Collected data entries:

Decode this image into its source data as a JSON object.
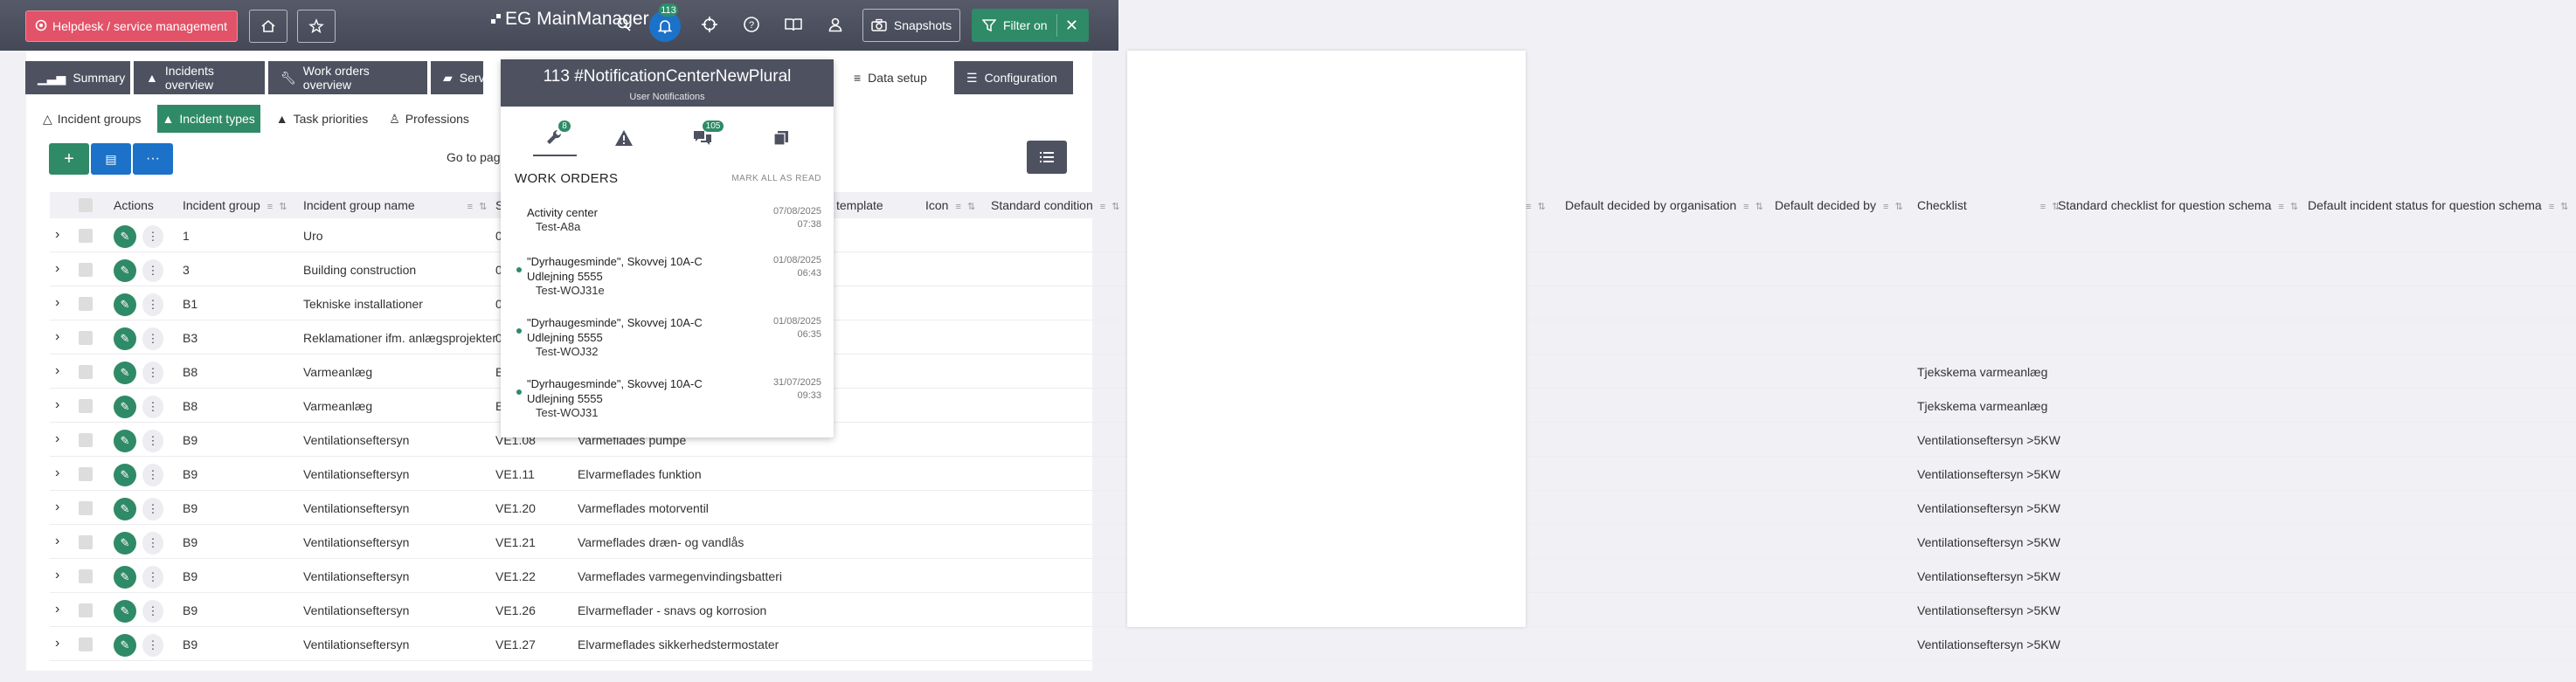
{
  "topbar": {
    "helpdesk_label": "Helpdesk / service management",
    "logo_text": "EG MainManager",
    "bell_count": "113",
    "snapshots_label": "Snapshots",
    "filter_label": "Filter on"
  },
  "tabs": [
    "Summary",
    "Incidents overview",
    "Work orders overview",
    "Serv",
    "Data setup",
    "Configuration"
  ],
  "subtabs": [
    "Incident groups",
    "Incident types",
    "Task priorities",
    "Professions"
  ],
  "toolbar": {
    "goto_label": "Go to page"
  },
  "table": {
    "headers": {
      "actions": "Actions",
      "incident_group": "Incident group",
      "incident_group_name": "Incident group name",
      "s": "S",
      "template": "template",
      "icon": "Icon",
      "standard_condition": "Standard condition",
      "default_by_org": "Default decided by organisation",
      "default_by": "Default decided by",
      "checklist": "Checklist",
      "std_checklist": "Standard checklist for question schema",
      "default_status": "Default incident status for question schema"
    },
    "rows": [
      {
        "group": "1",
        "name": "Uro",
        "code": "0",
        "desc": "",
        "checklist": ""
      },
      {
        "group": "3",
        "name": "Building construction",
        "code": "0",
        "desc": "",
        "checklist": ""
      },
      {
        "group": "B1",
        "name": "Tekniske installationer",
        "code": "0",
        "desc": "",
        "checklist": ""
      },
      {
        "group": "B3",
        "name": "Reklamationer ifm. anlægsprojekter",
        "code": "0",
        "desc": "",
        "checklist": ""
      },
      {
        "group": "B8",
        "name": "Varmeanlæg",
        "code": "B",
        "desc": "",
        "checklist": "Tjekskema varmeanlæg"
      },
      {
        "group": "B8",
        "name": "Varmeanlæg",
        "code": "B",
        "desc": "",
        "checklist": "Tjekskema varmeanlæg"
      },
      {
        "group": "B9",
        "name": "Ventilationseftersyn",
        "code": "VE1.08",
        "desc": "Varmeflades pumpe",
        "checklist": "Ventilationseftersyn >5KW"
      },
      {
        "group": "B9",
        "name": "Ventilationseftersyn",
        "code": "VE1.11",
        "desc": "Elvarmeflades funktion",
        "checklist": "Ventilationseftersyn >5KW"
      },
      {
        "group": "B9",
        "name": "Ventilationseftersyn",
        "code": "VE1.20",
        "desc": "Varmeflades motorventil",
        "checklist": "Ventilationseftersyn >5KW"
      },
      {
        "group": "B9",
        "name": "Ventilationseftersyn",
        "code": "VE1.21",
        "desc": "Varmeflades dræn- og vandlås",
        "checklist": "Ventilationseftersyn >5KW"
      },
      {
        "group": "B9",
        "name": "Ventilationseftersyn",
        "code": "VE1.22",
        "desc": "Varmeflades varmegenvindingsbatteri",
        "checklist": "Ventilationseftersyn >5KW"
      },
      {
        "group": "B9",
        "name": "Ventilationseftersyn",
        "code": "VE1.26",
        "desc": "Elvarmeflader - snavs og korrosion",
        "checklist": "Ventilationseftersyn >5KW"
      },
      {
        "group": "B9",
        "name": "Ventilationseftersyn",
        "code": "VE1.27",
        "desc": "Elvarmeflades sikkerhedstermostater",
        "checklist": "Ventilationseftersyn >5KW"
      }
    ]
  },
  "notifications": {
    "title": "113 #NotificationCenterNewPlural",
    "subtitle": "User Notifications",
    "badges": {
      "work_orders": "8",
      "messages": "105"
    },
    "section_title": "WORK ORDERS",
    "mark_all": "MARK ALL AS READ",
    "items": [
      {
        "title": "Activity center",
        "sub": "Test-A8a",
        "date": "07/08/2025",
        "time": "07:38",
        "unread": false
      },
      {
        "title": "\"Dyrhaugesminde\", Skovvej 10A-C Udlejning 5555",
        "sub": "Test-WOJ31e",
        "date": "01/08/2025",
        "time": "06:43",
        "unread": true
      },
      {
        "title": "\"Dyrhaugesminde\", Skovvej 10A-C Udlejning 5555",
        "sub": "Test-WOJ32",
        "date": "01/08/2025",
        "time": "06:35",
        "unread": true
      },
      {
        "title": "\"Dyrhaugesminde\", Skovvej 10A-C Udlejning 5555",
        "sub": "Test-WOJ31",
        "date": "31/07/2025",
        "time": "09:33",
        "unread": true
      }
    ]
  },
  "colors": {
    "accent": "#2f8a68",
    "dark": "#4d5160",
    "helpdesk": "#e25268",
    "bell": "#1b72c8"
  }
}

**EXERCISE AIM**:
Copy out all of the material exactly as written, without its pictures.

**ANSWER TO THIS EXERCISE**:
Decode this image into its source data as a JSON object.
{
  "topbar": {
    "helpdesk_label": "Helpdesk / service management",
    "logo_text": "EG MainManager",
    "bell_count": "113",
    "snapshots_label": "Snapshots",
    "filter_label": "Filter on"
  },
  "tabs": [
    "Summary",
    "Incidents overview",
    "Work orders overview",
    "Serv",
    "Data setup",
    "Configuration"
  ],
  "subtabs": [
    "Incident groups",
    "Incident types",
    "Task priorities",
    "Professions"
  ],
  "toolbar": {
    "goto_label": "Go to page"
  },
  "table": {
    "headers": {
      "actions": "Actions",
      "incident_group": "Incident group",
      "incident_group_name": "Incident group name",
      "s": "S",
      "template": "template",
      "icon": "Icon",
      "standard_condition": "Standard condition",
      "default_by_org": "Default decided by organisation",
      "default_by": "Default decided by",
      "checklist": "Checklist",
      "std_checklist": "Standard checklist for question schema",
      "default_status": "Default incident status for question schema"
    },
    "rows": [
      {
        "group": "1",
        "name": "Uro",
        "code": "0",
        "desc": "",
        "checklist": ""
      },
      {
        "group": "3",
        "name": "Building construction",
        "code": "0",
        "desc": "",
        "checklist": ""
      },
      {
        "group": "B1",
        "name": "Tekniske installationer",
        "code": "0",
        "desc": "",
        "checklist": ""
      },
      {
        "group": "B3",
        "name": "Reklamationer ifm. anlægsprojekter",
        "code": "0",
        "desc": "",
        "checklist": ""
      },
      {
        "group": "B8",
        "name": "Varmeanlæg",
        "code": "B",
        "desc": "",
        "checklist": "Tjekskema varmeanlæg"
      },
      {
        "group": "B8",
        "name": "Varmeanlæg",
        "code": "B",
        "desc": "",
        "checklist": "Tjekskema varmeanlæg"
      },
      {
        "group": "B9",
        "name": "Ventilationseftersyn",
        "code": "VE1.08",
        "desc": "Varmeflades pumpe",
        "checklist": "Ventilationseftersyn >5KW"
      },
      {
        "group": "B9",
        "name": "Ventilationseftersyn",
        "code": "VE1.11",
        "desc": "Elvarmeflades funktion",
        "checklist": "Ventilationseftersyn >5KW"
      },
      {
        "group": "B9",
        "name": "Ventilationseftersyn",
        "code": "VE1.20",
        "desc": "Varmeflades motorventil",
        "checklist": "Ventilationseftersyn >5KW"
      },
      {
        "group": "B9",
        "name": "Ventilationseftersyn",
        "code": "VE1.21",
        "desc": "Varmeflades dræn- og vandlås",
        "checklist": "Ventilationseftersyn >5KW"
      },
      {
        "group": "B9",
        "name": "Ventilationseftersyn",
        "code": "VE1.22",
        "desc": "Varmeflades varmegenvindingsbatteri",
        "checklist": "Ventilationseftersyn >5KW"
      },
      {
        "group": "B9",
        "name": "Ventilationseftersyn",
        "code": "VE1.26",
        "desc": "Elvarmeflader - snavs og korrosion",
        "checklist": "Ventilationseftersyn >5KW"
      },
      {
        "group": "B9",
        "name": "Ventilationseftersyn",
        "code": "VE1.27",
        "desc": "Elvarmeflades sikkerhedstermostater",
        "checklist": "Ventilationseftersyn >5KW"
      }
    ]
  },
  "notifications": {
    "title": "113 #NotificationCenterNewPlural",
    "subtitle": "User Notifications",
    "badges": {
      "work_orders": "8",
      "messages": "105"
    },
    "section_title": "WORK ORDERS",
    "mark_all": "MARK ALL AS READ",
    "items": [
      {
        "title": "Activity center",
        "sub": "Test-A8a",
        "date": "07/08/2025",
        "time": "07:38",
        "unread": false
      },
      {
        "title": "\"Dyrhaugesminde\", Skovvej 10A-C Udlejning 5555",
        "sub": "Test-WOJ31e",
        "date": "01/08/2025",
        "time": "06:43",
        "unread": true
      },
      {
        "title": "\"Dyrhaugesminde\", Skovvej 10A-C Udlejning 5555",
        "sub": "Test-WOJ32",
        "date": "01/08/2025",
        "time": "06:35",
        "unread": true
      },
      {
        "title": "\"Dyrhaugesminde\", Skovvej 10A-C Udlejning 5555",
        "sub": "Test-WOJ31",
        "date": "31/07/2025",
        "time": "09:33",
        "unread": true
      }
    ]
  },
  "colors": {
    "accent": "#2f8a68",
    "dark": "#4d5160",
    "helpdesk": "#e25268",
    "bell": "#1b72c8"
  }
}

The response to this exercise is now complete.